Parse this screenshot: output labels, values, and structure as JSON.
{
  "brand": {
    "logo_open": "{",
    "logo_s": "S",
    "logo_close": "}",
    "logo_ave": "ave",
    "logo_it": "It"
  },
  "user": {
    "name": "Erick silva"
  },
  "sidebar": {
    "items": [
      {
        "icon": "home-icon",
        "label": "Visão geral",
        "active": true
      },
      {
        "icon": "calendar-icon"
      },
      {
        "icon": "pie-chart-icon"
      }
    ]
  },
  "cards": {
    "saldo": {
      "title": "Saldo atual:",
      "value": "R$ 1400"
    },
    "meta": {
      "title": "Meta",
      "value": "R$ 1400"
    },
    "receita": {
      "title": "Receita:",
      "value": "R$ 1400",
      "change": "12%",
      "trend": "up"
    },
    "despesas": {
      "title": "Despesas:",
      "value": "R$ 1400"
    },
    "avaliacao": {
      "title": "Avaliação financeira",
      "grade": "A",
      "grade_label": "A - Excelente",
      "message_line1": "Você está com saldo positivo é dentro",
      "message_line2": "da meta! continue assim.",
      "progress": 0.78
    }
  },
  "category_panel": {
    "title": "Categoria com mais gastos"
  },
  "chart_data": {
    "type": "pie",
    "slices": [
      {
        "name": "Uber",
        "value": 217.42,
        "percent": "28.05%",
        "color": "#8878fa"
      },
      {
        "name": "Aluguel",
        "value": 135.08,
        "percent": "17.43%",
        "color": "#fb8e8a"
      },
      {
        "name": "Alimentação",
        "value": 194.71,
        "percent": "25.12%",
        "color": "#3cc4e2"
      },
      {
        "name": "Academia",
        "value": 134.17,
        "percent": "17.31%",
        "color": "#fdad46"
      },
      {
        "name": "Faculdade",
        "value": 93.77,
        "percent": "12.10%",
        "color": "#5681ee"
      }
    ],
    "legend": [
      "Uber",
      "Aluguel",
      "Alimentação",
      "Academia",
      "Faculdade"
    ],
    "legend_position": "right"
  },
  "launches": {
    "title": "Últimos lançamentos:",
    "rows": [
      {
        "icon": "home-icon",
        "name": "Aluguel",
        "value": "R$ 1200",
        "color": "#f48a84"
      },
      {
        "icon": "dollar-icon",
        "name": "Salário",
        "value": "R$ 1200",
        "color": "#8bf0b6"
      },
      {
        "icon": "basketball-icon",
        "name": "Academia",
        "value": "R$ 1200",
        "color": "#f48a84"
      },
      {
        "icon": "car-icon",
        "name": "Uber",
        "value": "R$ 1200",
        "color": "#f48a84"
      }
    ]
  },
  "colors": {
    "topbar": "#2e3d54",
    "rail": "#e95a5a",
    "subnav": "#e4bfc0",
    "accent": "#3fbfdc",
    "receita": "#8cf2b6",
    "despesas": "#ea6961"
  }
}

» **Goal of the exercise**
Extract the full listing above without alteration.

» **Correct response**
Parse this screenshot: output labels, values, and structure as JSON.
{
  "brand": {
    "logo_open": "{",
    "logo_s": "S",
    "logo_close": "}",
    "logo_ave": "ave",
    "logo_it": "It"
  },
  "user": {
    "name": "Erick silva"
  },
  "sidebar": {
    "items": [
      {
        "icon": "home-icon",
        "label": "Visão geral",
        "active": true
      },
      {
        "icon": "calendar-icon"
      },
      {
        "icon": "pie-chart-icon"
      }
    ]
  },
  "cards": {
    "saldo": {
      "title": "Saldo atual:",
      "value": "R$ 1400"
    },
    "meta": {
      "title": "Meta",
      "value": "R$ 1400"
    },
    "receita": {
      "title": "Receita:",
      "value": "R$ 1400",
      "change": "12%",
      "trend": "up"
    },
    "despesas": {
      "title": "Despesas:",
      "value": "R$ 1400"
    },
    "avaliacao": {
      "title": "Avaliação financeira",
      "grade": "A",
      "grade_label": "A - Excelente",
      "message_line1": "Você está com saldo positivo é dentro",
      "message_line2": "da meta! continue assim.",
      "progress": 0.78
    }
  },
  "category_panel": {
    "title": "Categoria com mais gastos"
  },
  "chart_data": {
    "type": "pie",
    "slices": [
      {
        "name": "Uber",
        "value": 217.42,
        "percent": "28.05%",
        "color": "#8878fa"
      },
      {
        "name": "Aluguel",
        "value": 135.08,
        "percent": "17.43%",
        "color": "#fb8e8a"
      },
      {
        "name": "Alimentação",
        "value": 194.71,
        "percent": "25.12%",
        "color": "#3cc4e2"
      },
      {
        "name": "Academia",
        "value": 134.17,
        "percent": "17.31%",
        "color": "#fdad46"
      },
      {
        "name": "Faculdade",
        "value": 93.77,
        "percent": "12.10%",
        "color": "#5681ee"
      }
    ],
    "legend": [
      "Uber",
      "Aluguel",
      "Alimentação",
      "Academia",
      "Faculdade"
    ],
    "legend_position": "right"
  },
  "launches": {
    "title": "Últimos lançamentos:",
    "rows": [
      {
        "icon": "home-icon",
        "name": "Aluguel",
        "value": "R$ 1200",
        "color": "#f48a84"
      },
      {
        "icon": "dollar-icon",
        "name": "Salário",
        "value": "R$ 1200",
        "color": "#8bf0b6"
      },
      {
        "icon": "basketball-icon",
        "name": "Academia",
        "value": "R$ 1200",
        "color": "#f48a84"
      },
      {
        "icon": "car-icon",
        "name": "Uber",
        "value": "R$ 1200",
        "color": "#f48a84"
      }
    ]
  },
  "colors": {
    "topbar": "#2e3d54",
    "rail": "#e95a5a",
    "subnav": "#e4bfc0",
    "accent": "#3fbfdc",
    "receita": "#8cf2b6",
    "despesas": "#ea6961"
  }
}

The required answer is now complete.